## Exercise
Reproduce every entry exactly.

┄┄┄┄┄┄

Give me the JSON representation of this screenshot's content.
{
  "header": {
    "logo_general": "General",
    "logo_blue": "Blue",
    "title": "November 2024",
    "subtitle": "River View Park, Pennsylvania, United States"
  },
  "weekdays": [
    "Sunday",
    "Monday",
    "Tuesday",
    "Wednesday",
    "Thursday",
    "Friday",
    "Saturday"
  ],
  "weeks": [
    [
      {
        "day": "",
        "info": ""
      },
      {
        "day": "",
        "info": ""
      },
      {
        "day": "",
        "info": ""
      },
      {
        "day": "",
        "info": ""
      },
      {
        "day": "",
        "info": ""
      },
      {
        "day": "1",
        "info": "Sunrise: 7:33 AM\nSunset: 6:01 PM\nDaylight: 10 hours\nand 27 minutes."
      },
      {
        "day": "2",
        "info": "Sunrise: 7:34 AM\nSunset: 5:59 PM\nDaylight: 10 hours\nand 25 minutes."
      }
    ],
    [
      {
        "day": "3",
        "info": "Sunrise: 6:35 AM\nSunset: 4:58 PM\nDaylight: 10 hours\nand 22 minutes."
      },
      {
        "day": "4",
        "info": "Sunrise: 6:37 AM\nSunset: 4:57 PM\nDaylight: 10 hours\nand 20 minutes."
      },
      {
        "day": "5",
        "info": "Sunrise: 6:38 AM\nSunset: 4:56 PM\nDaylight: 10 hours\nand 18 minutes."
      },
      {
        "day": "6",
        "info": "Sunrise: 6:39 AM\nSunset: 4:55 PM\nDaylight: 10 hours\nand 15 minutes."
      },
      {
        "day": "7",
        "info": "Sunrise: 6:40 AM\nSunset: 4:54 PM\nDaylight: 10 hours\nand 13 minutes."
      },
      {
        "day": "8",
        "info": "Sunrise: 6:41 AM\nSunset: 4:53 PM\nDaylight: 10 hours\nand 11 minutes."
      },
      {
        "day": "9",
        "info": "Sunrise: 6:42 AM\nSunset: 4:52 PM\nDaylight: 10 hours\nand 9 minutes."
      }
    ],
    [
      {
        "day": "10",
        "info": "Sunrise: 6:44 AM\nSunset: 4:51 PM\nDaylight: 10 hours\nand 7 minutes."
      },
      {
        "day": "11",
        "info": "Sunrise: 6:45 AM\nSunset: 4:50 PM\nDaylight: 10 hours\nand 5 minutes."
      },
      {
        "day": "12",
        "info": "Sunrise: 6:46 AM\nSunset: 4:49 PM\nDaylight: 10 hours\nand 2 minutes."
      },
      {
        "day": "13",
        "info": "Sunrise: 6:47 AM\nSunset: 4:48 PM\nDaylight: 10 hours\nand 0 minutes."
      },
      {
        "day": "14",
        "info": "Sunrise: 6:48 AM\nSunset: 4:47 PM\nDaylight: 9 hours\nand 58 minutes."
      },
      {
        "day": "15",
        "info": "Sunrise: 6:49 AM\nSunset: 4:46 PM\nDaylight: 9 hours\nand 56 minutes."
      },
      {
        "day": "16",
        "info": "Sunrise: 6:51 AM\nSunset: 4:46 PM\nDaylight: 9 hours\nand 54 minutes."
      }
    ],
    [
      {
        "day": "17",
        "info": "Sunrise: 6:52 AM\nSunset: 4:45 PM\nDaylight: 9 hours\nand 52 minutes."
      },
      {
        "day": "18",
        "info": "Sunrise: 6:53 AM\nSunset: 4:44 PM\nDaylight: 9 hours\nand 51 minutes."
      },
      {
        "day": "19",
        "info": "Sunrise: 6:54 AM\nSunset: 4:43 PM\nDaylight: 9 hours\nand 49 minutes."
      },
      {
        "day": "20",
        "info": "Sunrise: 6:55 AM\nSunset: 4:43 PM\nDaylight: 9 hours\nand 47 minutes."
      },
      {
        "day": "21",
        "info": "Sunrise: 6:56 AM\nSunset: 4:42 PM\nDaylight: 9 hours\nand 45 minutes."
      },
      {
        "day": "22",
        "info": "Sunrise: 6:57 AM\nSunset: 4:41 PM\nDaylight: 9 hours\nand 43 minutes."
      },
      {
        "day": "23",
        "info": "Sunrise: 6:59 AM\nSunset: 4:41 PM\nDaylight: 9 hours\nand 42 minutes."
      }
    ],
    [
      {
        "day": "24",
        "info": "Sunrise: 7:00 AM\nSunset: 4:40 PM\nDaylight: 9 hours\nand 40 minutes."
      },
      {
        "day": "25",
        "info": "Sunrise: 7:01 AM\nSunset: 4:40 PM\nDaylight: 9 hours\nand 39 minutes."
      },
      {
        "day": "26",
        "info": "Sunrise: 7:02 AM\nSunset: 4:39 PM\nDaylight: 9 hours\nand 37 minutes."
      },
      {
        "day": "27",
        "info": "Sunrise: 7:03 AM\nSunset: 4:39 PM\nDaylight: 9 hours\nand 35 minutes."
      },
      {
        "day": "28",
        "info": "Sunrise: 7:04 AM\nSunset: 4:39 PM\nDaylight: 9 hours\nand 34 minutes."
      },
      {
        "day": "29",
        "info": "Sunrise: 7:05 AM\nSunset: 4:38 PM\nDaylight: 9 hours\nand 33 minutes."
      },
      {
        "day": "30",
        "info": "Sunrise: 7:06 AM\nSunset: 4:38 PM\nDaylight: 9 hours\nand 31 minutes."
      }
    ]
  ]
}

┄┄┄┄┄┄

## Task solution
Give me the JSON representation of this screenshot's content.
{
  "header": {
    "logo_general": "General",
    "logo_blue": "Blue",
    "title": "November 2024",
    "subtitle": "River View Park, Pennsylvania, United States"
  },
  "weekdays": [
    "Sunday",
    "Monday",
    "Tuesday",
    "Wednesday",
    "Thursday",
    "Friday",
    "Saturday"
  ],
  "weeks": [
    [
      {
        "day": "",
        "info": ""
      },
      {
        "day": "",
        "info": ""
      },
      {
        "day": "",
        "info": ""
      },
      {
        "day": "",
        "info": ""
      },
      {
        "day": "",
        "info": ""
      },
      {
        "day": "1",
        "info": "Sunrise: 7:33 AM\nSunset: 6:01 PM\nDaylight: 10 hours\nand 27 minutes."
      },
      {
        "day": "2",
        "info": "Sunrise: 7:34 AM\nSunset: 5:59 PM\nDaylight: 10 hours\nand 25 minutes."
      }
    ],
    [
      {
        "day": "3",
        "info": "Sunrise: 6:35 AM\nSunset: 4:58 PM\nDaylight: 10 hours\nand 22 minutes."
      },
      {
        "day": "4",
        "info": "Sunrise: 6:37 AM\nSunset: 4:57 PM\nDaylight: 10 hours\nand 20 minutes."
      },
      {
        "day": "5",
        "info": "Sunrise: 6:38 AM\nSunset: 4:56 PM\nDaylight: 10 hours\nand 18 minutes."
      },
      {
        "day": "6",
        "info": "Sunrise: 6:39 AM\nSunset: 4:55 PM\nDaylight: 10 hours\nand 15 minutes."
      },
      {
        "day": "7",
        "info": "Sunrise: 6:40 AM\nSunset: 4:54 PM\nDaylight: 10 hours\nand 13 minutes."
      },
      {
        "day": "8",
        "info": "Sunrise: 6:41 AM\nSunset: 4:53 PM\nDaylight: 10 hours\nand 11 minutes."
      },
      {
        "day": "9",
        "info": "Sunrise: 6:42 AM\nSunset: 4:52 PM\nDaylight: 10 hours\nand 9 minutes."
      }
    ],
    [
      {
        "day": "10",
        "info": "Sunrise: 6:44 AM\nSunset: 4:51 PM\nDaylight: 10 hours\nand 7 minutes."
      },
      {
        "day": "11",
        "info": "Sunrise: 6:45 AM\nSunset: 4:50 PM\nDaylight: 10 hours\nand 5 minutes."
      },
      {
        "day": "12",
        "info": "Sunrise: 6:46 AM\nSunset: 4:49 PM\nDaylight: 10 hours\nand 2 minutes."
      },
      {
        "day": "13",
        "info": "Sunrise: 6:47 AM\nSunset: 4:48 PM\nDaylight: 10 hours\nand 0 minutes."
      },
      {
        "day": "14",
        "info": "Sunrise: 6:48 AM\nSunset: 4:47 PM\nDaylight: 9 hours\nand 58 minutes."
      },
      {
        "day": "15",
        "info": "Sunrise: 6:49 AM\nSunset: 4:46 PM\nDaylight: 9 hours\nand 56 minutes."
      },
      {
        "day": "16",
        "info": "Sunrise: 6:51 AM\nSunset: 4:46 PM\nDaylight: 9 hours\nand 54 minutes."
      }
    ],
    [
      {
        "day": "17",
        "info": "Sunrise: 6:52 AM\nSunset: 4:45 PM\nDaylight: 9 hours\nand 52 minutes."
      },
      {
        "day": "18",
        "info": "Sunrise: 6:53 AM\nSunset: 4:44 PM\nDaylight: 9 hours\nand 51 minutes."
      },
      {
        "day": "19",
        "info": "Sunrise: 6:54 AM\nSunset: 4:43 PM\nDaylight: 9 hours\nand 49 minutes."
      },
      {
        "day": "20",
        "info": "Sunrise: 6:55 AM\nSunset: 4:43 PM\nDaylight: 9 hours\nand 47 minutes."
      },
      {
        "day": "21",
        "info": "Sunrise: 6:56 AM\nSunset: 4:42 PM\nDaylight: 9 hours\nand 45 minutes."
      },
      {
        "day": "22",
        "info": "Sunrise: 6:57 AM\nSunset: 4:41 PM\nDaylight: 9 hours\nand 43 minutes."
      },
      {
        "day": "23",
        "info": "Sunrise: 6:59 AM\nSunset: 4:41 PM\nDaylight: 9 hours\nand 42 minutes."
      }
    ],
    [
      {
        "day": "24",
        "info": "Sunrise: 7:00 AM\nSunset: 4:40 PM\nDaylight: 9 hours\nand 40 minutes."
      },
      {
        "day": "25",
        "info": "Sunrise: 7:01 AM\nSunset: 4:40 PM\nDaylight: 9 hours\nand 39 minutes."
      },
      {
        "day": "26",
        "info": "Sunrise: 7:02 AM\nSunset: 4:39 PM\nDaylight: 9 hours\nand 37 minutes."
      },
      {
        "day": "27",
        "info": "Sunrise: 7:03 AM\nSunset: 4:39 PM\nDaylight: 9 hours\nand 35 minutes."
      },
      {
        "day": "28",
        "info": "Sunrise: 7:04 AM\nSunset: 4:39 PM\nDaylight: 9 hours\nand 34 minutes."
      },
      {
        "day": "29",
        "info": "Sunrise: 7:05 AM\nSunset: 4:38 PM\nDaylight: 9 hours\nand 33 minutes."
      },
      {
        "day": "30",
        "info": "Sunrise: 7:06 AM\nSunset: 4:38 PM\nDaylight: 9 hours\nand 31 minutes."
      }
    ]
  ]
}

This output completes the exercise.